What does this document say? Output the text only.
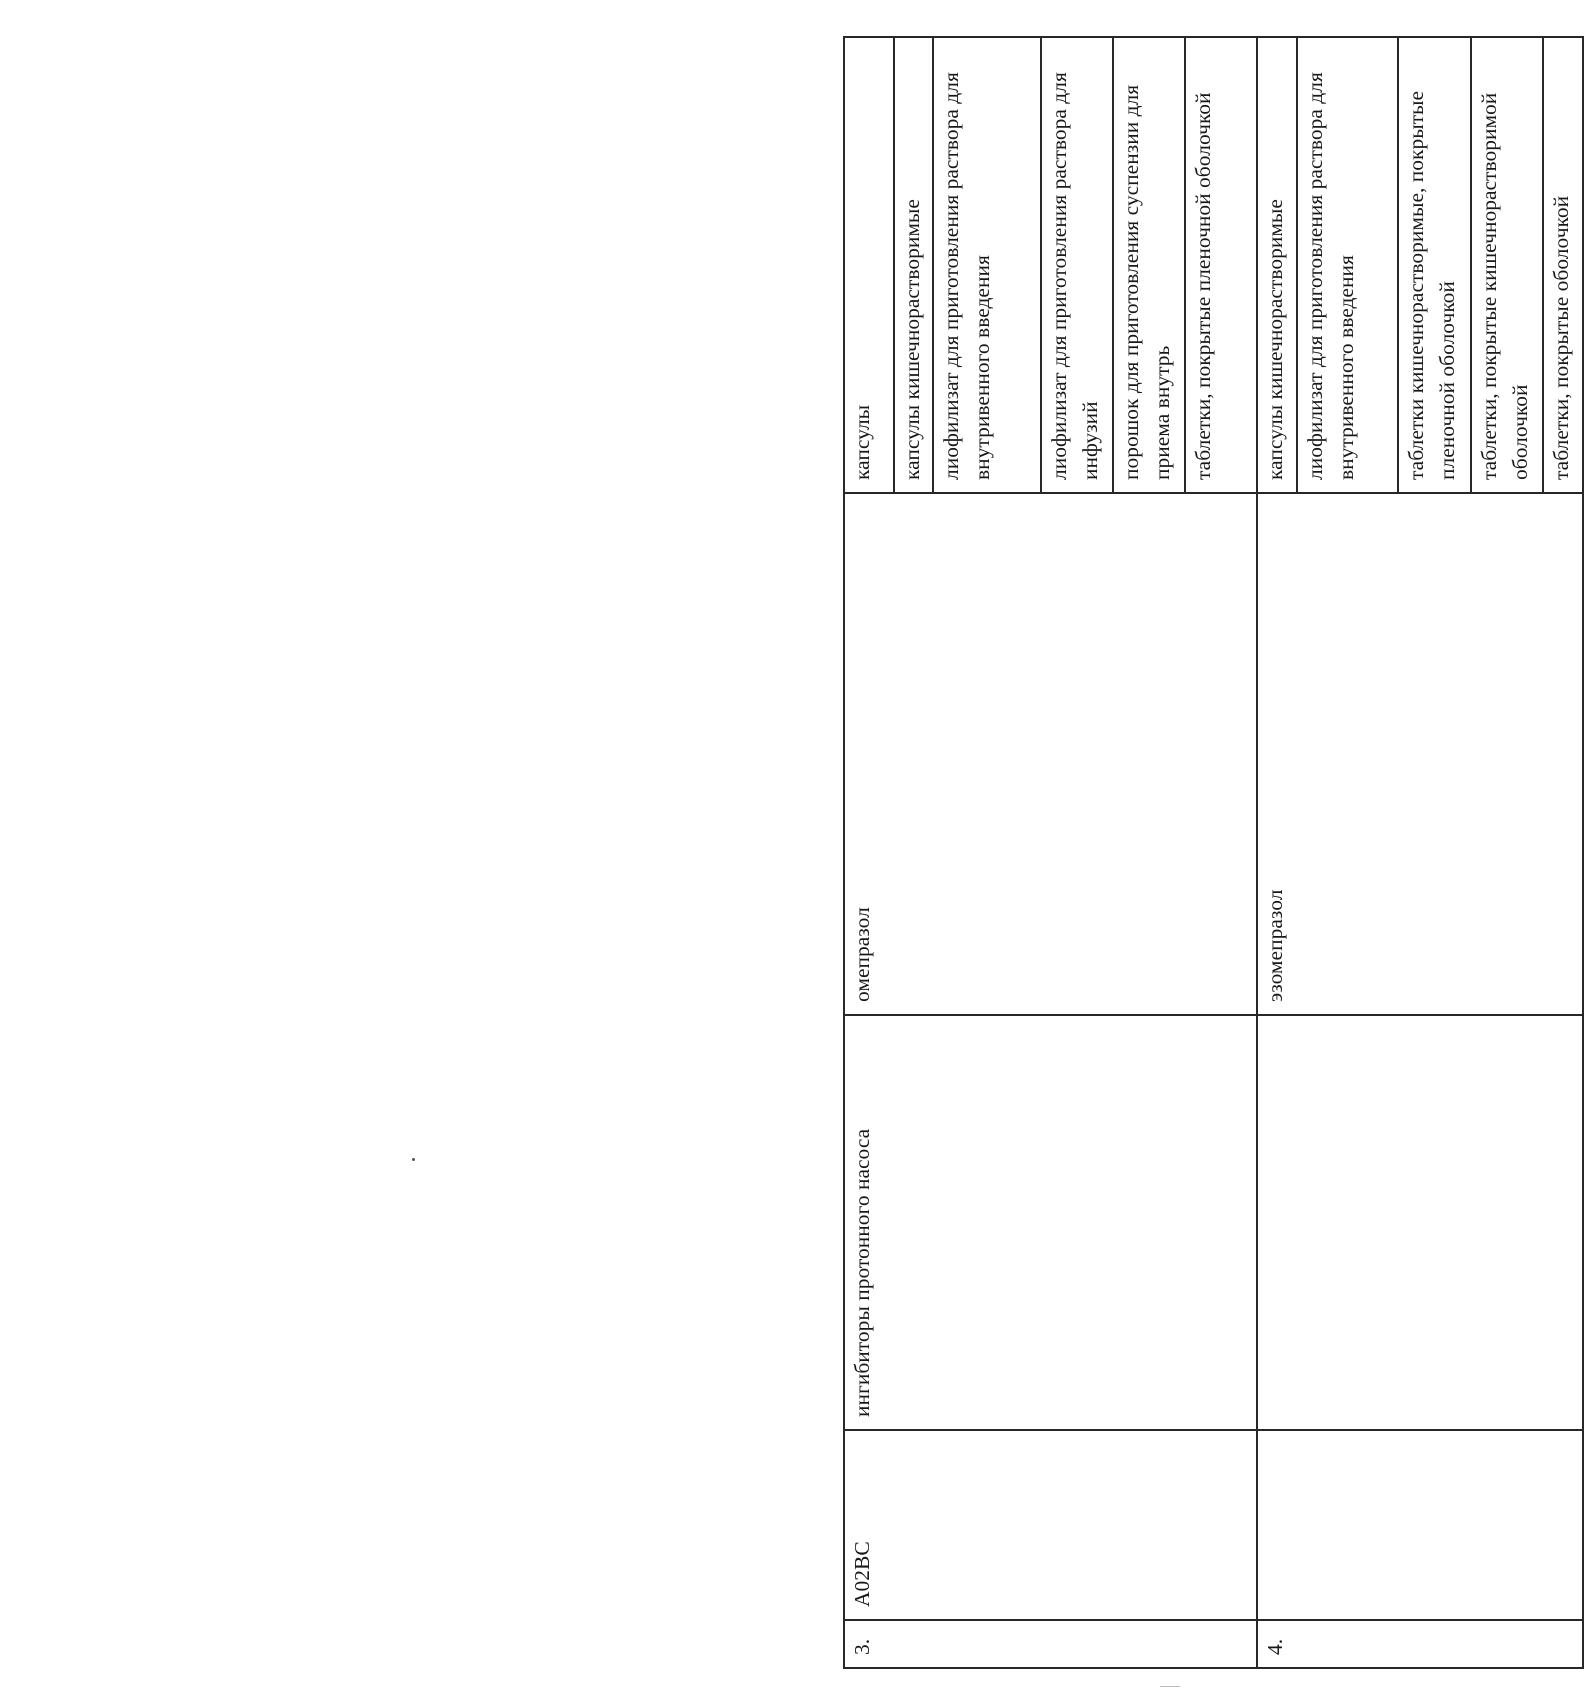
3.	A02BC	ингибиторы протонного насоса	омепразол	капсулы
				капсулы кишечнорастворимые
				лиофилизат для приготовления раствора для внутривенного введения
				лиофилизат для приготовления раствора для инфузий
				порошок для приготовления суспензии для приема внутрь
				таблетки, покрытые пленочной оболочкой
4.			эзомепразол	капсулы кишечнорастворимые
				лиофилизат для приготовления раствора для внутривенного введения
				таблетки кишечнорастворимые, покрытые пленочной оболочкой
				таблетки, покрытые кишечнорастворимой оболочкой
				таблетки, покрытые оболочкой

++++++++++++++++++++

• What the exercise asks: Among the entries, how many lines include the word "кишечнорастворимые"? Answer with a single number and nothing further.

• Task result: 3